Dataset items
·····

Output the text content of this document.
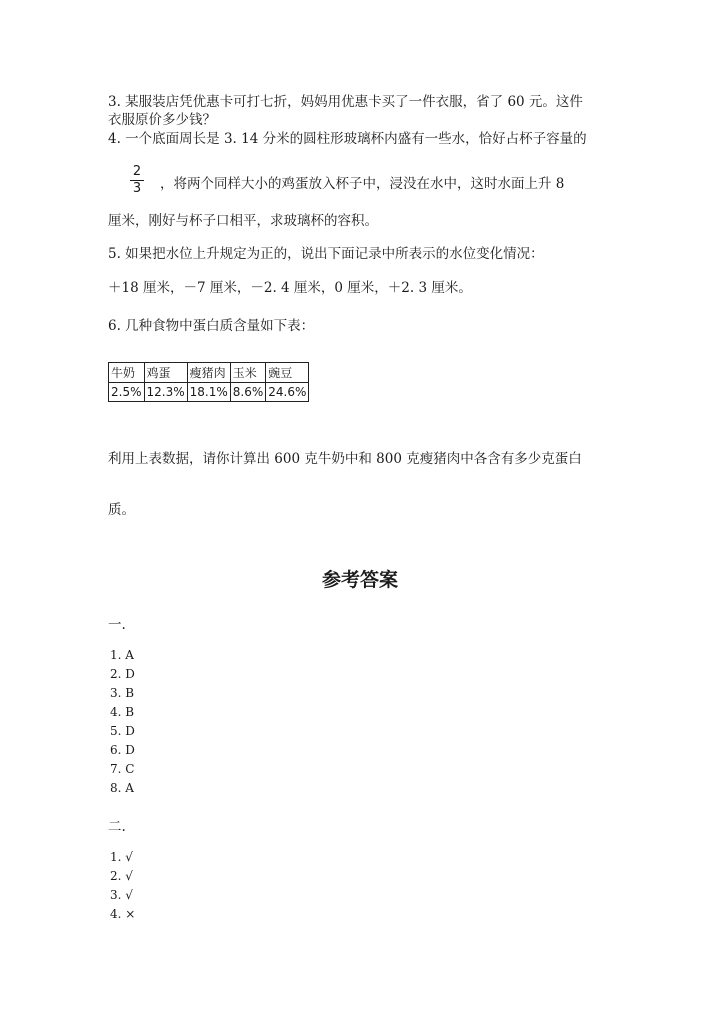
3. 某服装店凭优惠卡可打七折，妈妈用优惠卡买了一件衣服，省了 60 元。这件
衣服原价多少钱？
4. 一个底面周长是 3. 14 分米的圆柱形玻璃杯内盛有一些水，恰好占杯子容量的
2
3 ，将两个同样大小的鸡蛋放入杯子中，浸没在水中，这时水面上升 8
厘米，刚好与杯子口相平，求玻璃杯的容积。
5. 如果把水位上升规定为正的，说出下面记录中所表示的水位变化情况：
＋18 厘米，－7 厘米，－2. 4 厘米，0 厘米，＋2. 3 厘米。
6. 几种食物中蛋白质含量如下表：
牛奶	鸡蛋	瘦猪肉	玉米	豌豆
2.5%	12.3%	18.1%	8.6%	24.6%
利用上表数据，请你计算出 600 克牛奶中和 800 克瘦猪肉中各含有多少克蛋白
质。
参考答案
一.
1. A
2. D
3. B
4. B
5. D
6. D
7. C
8. A
二.
1. √
2. √
3. √
4. ×
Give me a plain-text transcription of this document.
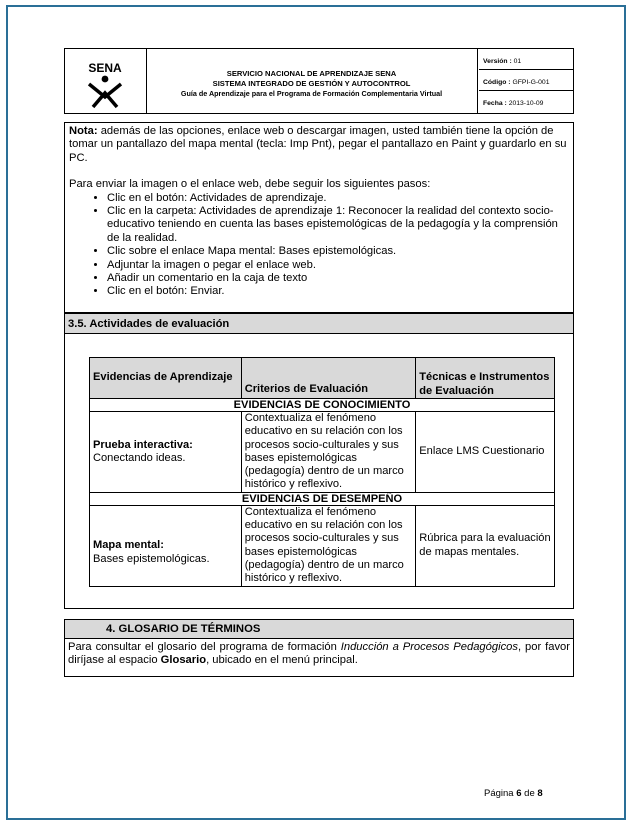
SENA	SERVICIO NACIONAL DE APRENDIZAJE SENA
SISTEMA INTEGRADO DE GESTIÓN Y AUTOCONTROL
Guía de Aprendizaje para el Programa de Formación Complementaria Virtual
Versión : 01
Código : GFPI-G-001
Fecha : 2013-10-09

Nota: además de las opciones, enlace web o descargar imagen, usted también tiene la opción de tomar un pantallazo del mapa mental (tecla: Imp Pnt), pegar el pantallazo en Paint y guardarlo en su PC.

Para enviar la imagen o el enlace web, debe seguir los siguientes pasos:

• Clic en el botón: Actividades de aprendizaje.
• Clic en la carpeta: Actividades de aprendizaje 1: Reconocer la realidad del contexto socio-educativo teniendo en cuenta las bases epistemológicas de la pedagogía y la comprensión de la realidad.
• Clic sobre el enlace Mapa mental: Bases epistemológicas.
• Adjuntar la imagen o pegar el enlace web.
• Añadir un comentario en la caja de texto
• Clic en el botón: Enviar.
3.5. Actividades de evaluación
Evidencias de Aprendizaje	Criterios de Evaluación	Técnicas e Instrumentos de Evaluación
EVIDENCIAS DE CONOCIMIENTO		
Prueba interactiva:
Conectando ideas.	Contextualiza el fenómeno educativo en su relación con los procesos socio-culturales y sus bases epistemológicas (pedagogía) dentro de un marco histórico y reflexivo.	Enlace LMS Cuestionario
EVIDENCIAS DE DESEMPEÑO		
Mapa mental:
Bases epistemológicas.	Contextualiza el fenómeno educativo en su relación con los procesos socio-culturales y sus bases epistemológicas (pedagogía) dentro de un marco histórico y reflexivo.	Rúbrica para la evaluación de mapas mentales.
4. GLOSARIO DE TÉRMINOS
Para consultar el glosario del programa de formación Inducción a Procesos Pedagógicos, por favor diríjase al espacio Glosario, ubicado en el menú principal.
Página 6 de 8
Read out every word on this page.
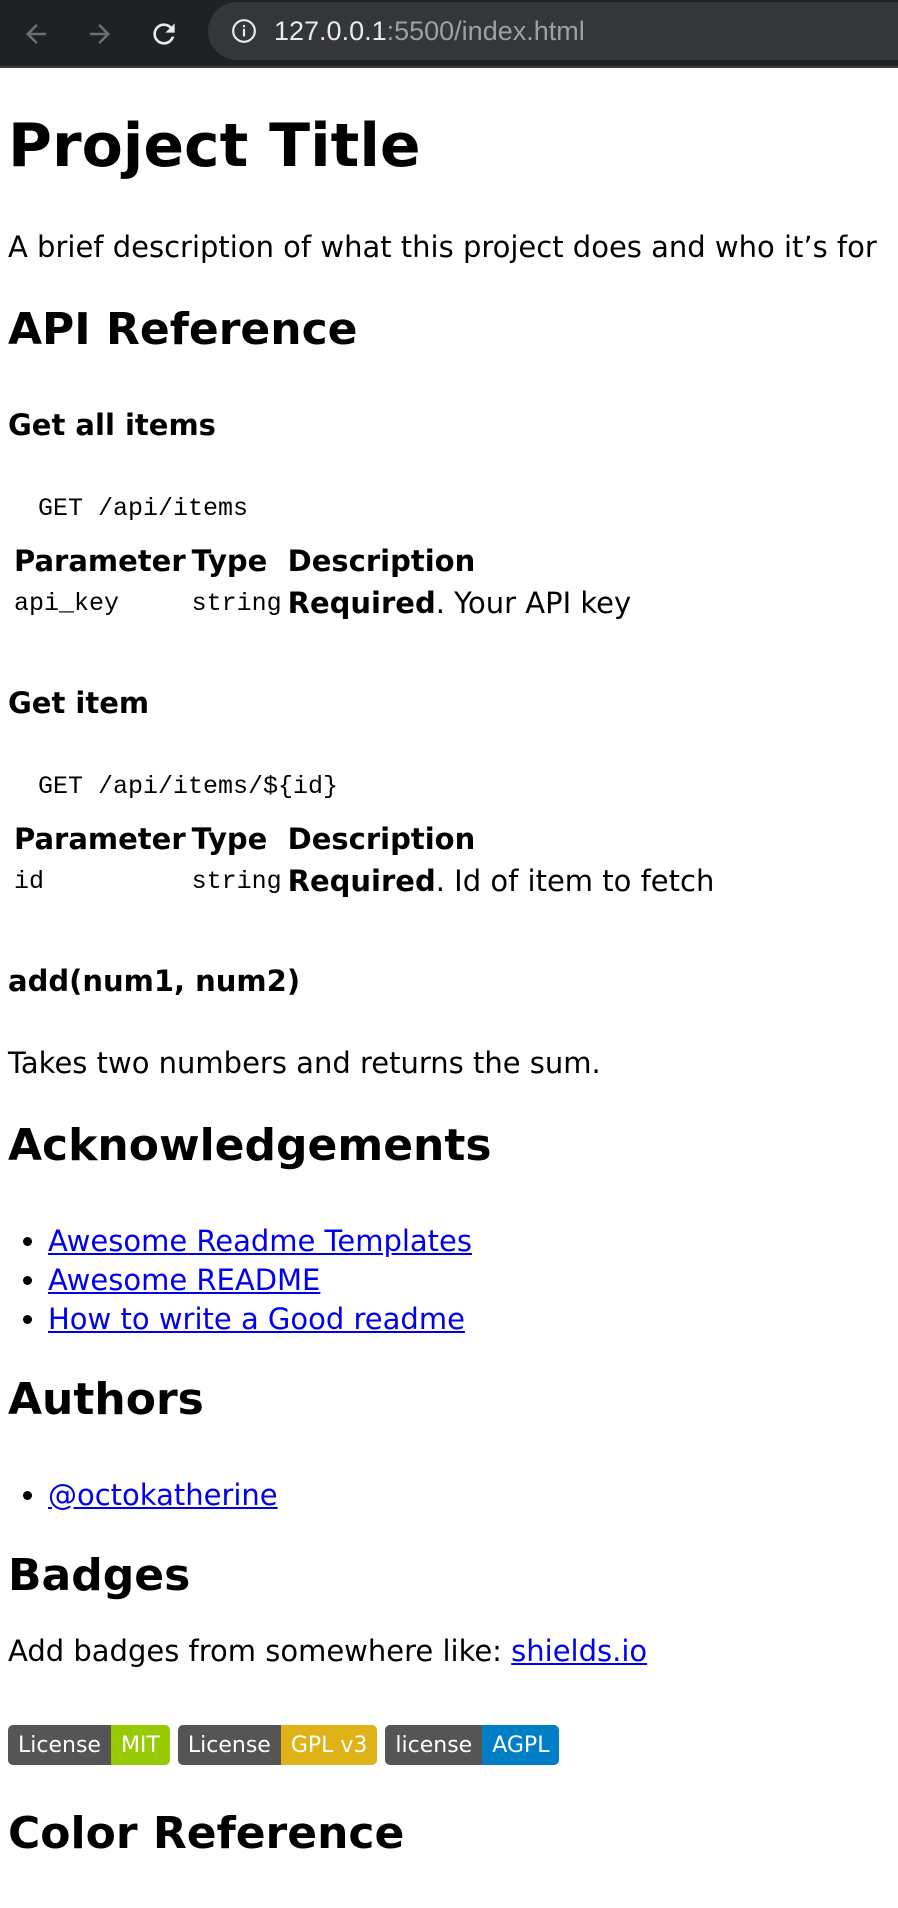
127.0.0.1:5500/index.html
Project Title

A brief description of what this project does and who it’s for

API Reference
Get all items
GET /api/items
Parameter	Type	Description
api_key	string	Required. Your API key
Get item
GET /api/items/${id}
Parameter	Type	Description
id	string	Required. Id of item to fetch
add(num1, num2)

Takes two numbers and returns the sum.

Acknowledgements
• Awesome Readme Templates
• Awesome README
• How to write a Good readme
Authors
• @octokatherine
Badges

Add badges from somewhere like: shields.io

License MIT	License GPL v3	license AGPL
Color Reference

·····

TASK REQUIREMENTS: How many lines in the data contain the string "imagen"? Respond with the number only.

OUTPUT FOR THIS TASK: 3